→ **WRITTEN INSTRUCTION**
Reproduce each of the following rows verbatim, with every character unchanged.

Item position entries
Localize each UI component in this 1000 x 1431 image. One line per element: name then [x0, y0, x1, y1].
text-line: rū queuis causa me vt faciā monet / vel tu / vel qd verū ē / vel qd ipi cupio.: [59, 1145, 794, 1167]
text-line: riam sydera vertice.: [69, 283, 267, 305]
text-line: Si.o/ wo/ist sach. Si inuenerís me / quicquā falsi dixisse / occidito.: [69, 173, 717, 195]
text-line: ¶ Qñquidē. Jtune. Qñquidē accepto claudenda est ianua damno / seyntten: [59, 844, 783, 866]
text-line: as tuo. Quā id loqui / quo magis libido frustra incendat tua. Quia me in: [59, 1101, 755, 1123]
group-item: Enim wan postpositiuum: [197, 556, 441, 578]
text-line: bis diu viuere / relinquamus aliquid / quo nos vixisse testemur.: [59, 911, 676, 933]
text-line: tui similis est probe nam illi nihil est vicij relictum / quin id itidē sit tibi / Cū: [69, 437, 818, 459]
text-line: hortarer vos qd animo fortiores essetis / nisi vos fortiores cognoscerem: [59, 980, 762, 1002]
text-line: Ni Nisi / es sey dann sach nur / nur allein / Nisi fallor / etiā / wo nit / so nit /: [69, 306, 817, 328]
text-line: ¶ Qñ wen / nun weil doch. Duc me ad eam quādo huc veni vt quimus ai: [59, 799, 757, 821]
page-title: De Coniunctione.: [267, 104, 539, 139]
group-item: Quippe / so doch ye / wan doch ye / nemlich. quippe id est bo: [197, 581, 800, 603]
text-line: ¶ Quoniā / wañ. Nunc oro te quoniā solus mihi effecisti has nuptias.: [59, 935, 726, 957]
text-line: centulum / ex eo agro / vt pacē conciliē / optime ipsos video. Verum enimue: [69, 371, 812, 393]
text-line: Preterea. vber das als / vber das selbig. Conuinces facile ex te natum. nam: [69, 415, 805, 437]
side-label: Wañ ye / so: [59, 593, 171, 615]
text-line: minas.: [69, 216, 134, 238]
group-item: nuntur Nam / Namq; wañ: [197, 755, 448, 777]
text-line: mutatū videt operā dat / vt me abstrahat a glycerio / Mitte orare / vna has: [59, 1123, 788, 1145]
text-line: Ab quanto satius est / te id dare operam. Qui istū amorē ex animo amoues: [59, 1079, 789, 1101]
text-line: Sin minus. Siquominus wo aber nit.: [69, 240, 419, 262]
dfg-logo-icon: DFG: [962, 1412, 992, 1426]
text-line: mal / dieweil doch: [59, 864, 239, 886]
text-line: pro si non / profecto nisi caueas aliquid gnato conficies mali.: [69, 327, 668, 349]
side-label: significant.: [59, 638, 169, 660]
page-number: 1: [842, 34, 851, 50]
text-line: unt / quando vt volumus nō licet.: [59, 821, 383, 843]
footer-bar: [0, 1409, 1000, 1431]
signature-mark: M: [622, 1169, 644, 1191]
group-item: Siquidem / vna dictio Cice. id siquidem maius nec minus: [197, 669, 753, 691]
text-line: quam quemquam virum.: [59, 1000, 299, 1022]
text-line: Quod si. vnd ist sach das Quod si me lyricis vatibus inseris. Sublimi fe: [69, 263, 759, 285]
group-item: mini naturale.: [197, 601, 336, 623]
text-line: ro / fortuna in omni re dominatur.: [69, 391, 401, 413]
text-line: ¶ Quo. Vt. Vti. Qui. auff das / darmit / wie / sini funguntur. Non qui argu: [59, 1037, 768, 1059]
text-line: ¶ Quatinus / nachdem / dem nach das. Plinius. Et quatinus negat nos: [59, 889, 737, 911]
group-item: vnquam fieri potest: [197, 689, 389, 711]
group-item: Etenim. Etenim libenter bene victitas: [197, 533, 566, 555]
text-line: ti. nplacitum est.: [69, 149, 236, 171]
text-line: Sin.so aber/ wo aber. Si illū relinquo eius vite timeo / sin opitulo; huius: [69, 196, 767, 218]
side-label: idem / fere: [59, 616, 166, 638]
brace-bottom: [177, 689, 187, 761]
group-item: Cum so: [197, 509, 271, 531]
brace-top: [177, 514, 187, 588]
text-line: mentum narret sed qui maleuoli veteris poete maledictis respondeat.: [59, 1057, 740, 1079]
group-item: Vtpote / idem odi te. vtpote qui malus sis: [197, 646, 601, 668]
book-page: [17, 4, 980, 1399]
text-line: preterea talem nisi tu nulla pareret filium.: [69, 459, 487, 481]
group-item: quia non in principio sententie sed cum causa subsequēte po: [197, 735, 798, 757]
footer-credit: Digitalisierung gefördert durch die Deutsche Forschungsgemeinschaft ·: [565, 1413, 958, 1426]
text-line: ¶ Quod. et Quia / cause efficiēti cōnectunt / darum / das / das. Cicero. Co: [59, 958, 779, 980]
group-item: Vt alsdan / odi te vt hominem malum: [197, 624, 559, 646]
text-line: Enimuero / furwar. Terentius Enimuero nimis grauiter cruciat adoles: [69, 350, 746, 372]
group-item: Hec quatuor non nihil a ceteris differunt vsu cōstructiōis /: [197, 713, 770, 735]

→ **EXPECTED ANSWER**
Localize each UI component in this 1000 x 1431 image. One line per element: name then [x0, y0, x1, y1].
text-line: rū queuis causa me vt faciā monet / vel tu / vel qd verū ē / vel qd ipi cupio.: [59, 1145, 794, 1167]
text-line: riam sydera vertice.: [69, 283, 267, 305]
text-line: Si.o/ wo/ist sach. Si inuenerís me / quicquā falsi dixisse / occidito.: [69, 173, 717, 195]
text-line: ¶ Qñquidē. Jtune. Qñquidē accepto claudenda est ianua damno / seyntten: [59, 844, 783, 866]
text-line: as tuo. Quā id loqui / quo magis libido frustra incendat tua. Quia me in: [59, 1101, 755, 1123]
group-item: Enim wan postpositiuum: [197, 556, 441, 578]
text-line: bis diu viuere / relinquamus aliquid / quo nos vixisse testemur.: [59, 911, 676, 933]
text-line: tui similis est probe nam illi nihil est vicij relictum / quin id itidē sit tibi / Cū: [69, 437, 818, 459]
text-line: hortarer vos qd animo fortiores essetis / nisi vos fortiores cognoscerem: [59, 980, 762, 1002]
text-line: Ni Nisi / es sey dann sach nur / nur allein / Nisi fallor / etiā / wo nit / so nit /: [69, 306, 817, 328]
text-line: ¶ Qñ wen / nun weil doch. Duc me ad eam quādo huc veni vt quimus ai: [59, 799, 757, 821]
page-title: De Coniunctione.: [267, 104, 539, 139]
group-item: Quippe / so doch ye / wan doch ye / nemlich. quippe id est bo: [197, 581, 800, 603]
text-line: ¶ Quoniā / wañ. Nunc oro te quoniā solus mihi effecisti has nuptias.: [59, 935, 726, 957]
text-line: centulum / ex eo agro / vt pacē conciliē / optime ipsos video. Verum enimue: [69, 371, 812, 393]
text-line: Preterea. vber das als / vber das selbig. Conuinces facile ex te natum. nam: [69, 415, 805, 437]
side-label: Wañ ye / so: [59, 593, 171, 615]
text-line: minas.: [69, 216, 134, 238]
group-item: nuntur Nam / Namq; wañ: [197, 755, 448, 777]
text-line: mutatū videt operā dat / vt me abstrahat a glycerio / Mitte orare / vna has: [59, 1123, 788, 1145]
text-line: Ab quanto satius est / te id dare operam. Qui istū amorē ex animo amoues: [59, 1079, 789, 1101]
text-line: Sin minus. Siquominus wo aber nit.: [69, 240, 419, 262]
dfg-logo-icon: DFG: [962, 1412, 992, 1426]
text-line: mal / dieweil doch: [59, 864, 239, 886]
text-line: pro si non / profecto nisi caueas aliquid gnato conficies mali.: [69, 327, 668, 349]
side-label: significant.: [59, 638, 169, 660]
page-number: 1: [842, 34, 851, 50]
text-line: unt / quando vt volumus nō licet.: [59, 821, 383, 843]
footer-bar: [0, 1409, 1000, 1431]
signature-mark: M: [622, 1169, 644, 1191]
group-item: Siquidem / vna dictio Cice. id siquidem maius nec minus: [197, 669, 753, 691]
text-line: quam quemquam virum.: [59, 1000, 299, 1022]
text-line: Quod si. vnd ist sach das Quod si me lyricis vatibus inseris. Sublimi fe: [69, 263, 759, 285]
group-item: mini naturale.: [197, 601, 336, 623]
text-line: ro / fortuna in omni re dominatur.: [69, 391, 401, 413]
text-line: ¶ Quo. Vt. Vti. Qui. auff das / darmit / wie / sini funguntur. Non qui argu: [59, 1037, 768, 1059]
text-line: ¶ Quatinus / nachdem / dem nach das. Plinius. Et quatinus negat nos: [59, 889, 737, 911]
group-item: vnquam fieri potest: [197, 689, 389, 711]
group-item: Etenim. Etenim libenter bene victitas: [197, 533, 566, 555]
text-line: ti. nplacitum est.: [69, 149, 236, 171]
text-line: Sin.so aber/ wo aber. Si illū relinquo eius vite timeo / sin opitulo; huius: [69, 196, 767, 218]
side-label: idem / fere: [59, 616, 166, 638]
brace-bottom: [177, 689, 187, 761]
group-item: Cum so: [197, 509, 271, 531]
brace-top: [177, 514, 187, 588]
text-line: mentum narret sed qui maleuoli veteris poete maledictis respondeat.: [59, 1057, 740, 1079]
group-item: Vtpote / idem odi te. vtpote qui malus sis: [197, 646, 601, 668]
book-page: [17, 4, 980, 1399]
text-line: preterea talem nisi tu nulla pareret filium.: [69, 459, 487, 481]
group-item: quia non in principio sententie sed cum causa subsequēte po: [197, 735, 798, 757]
footer-credit: Digitalisierung gefördert durch die Deutsche Forschungsgemeinschaft ·: [565, 1413, 958, 1426]
text-line: ¶ Quod. et Quia / cause efficiēti cōnectunt / darum / das / das. Cicero. Co: [59, 958, 779, 980]
group-item: Vt alsdan / odi te vt hominem malum: [197, 624, 559, 646]
text-line: Enimuero / furwar. Terentius Enimuero nimis grauiter cruciat adoles: [69, 350, 746, 372]
group-item: Hec quatuor non nihil a ceteris differunt vsu cōstructiōis /: [197, 713, 770, 735]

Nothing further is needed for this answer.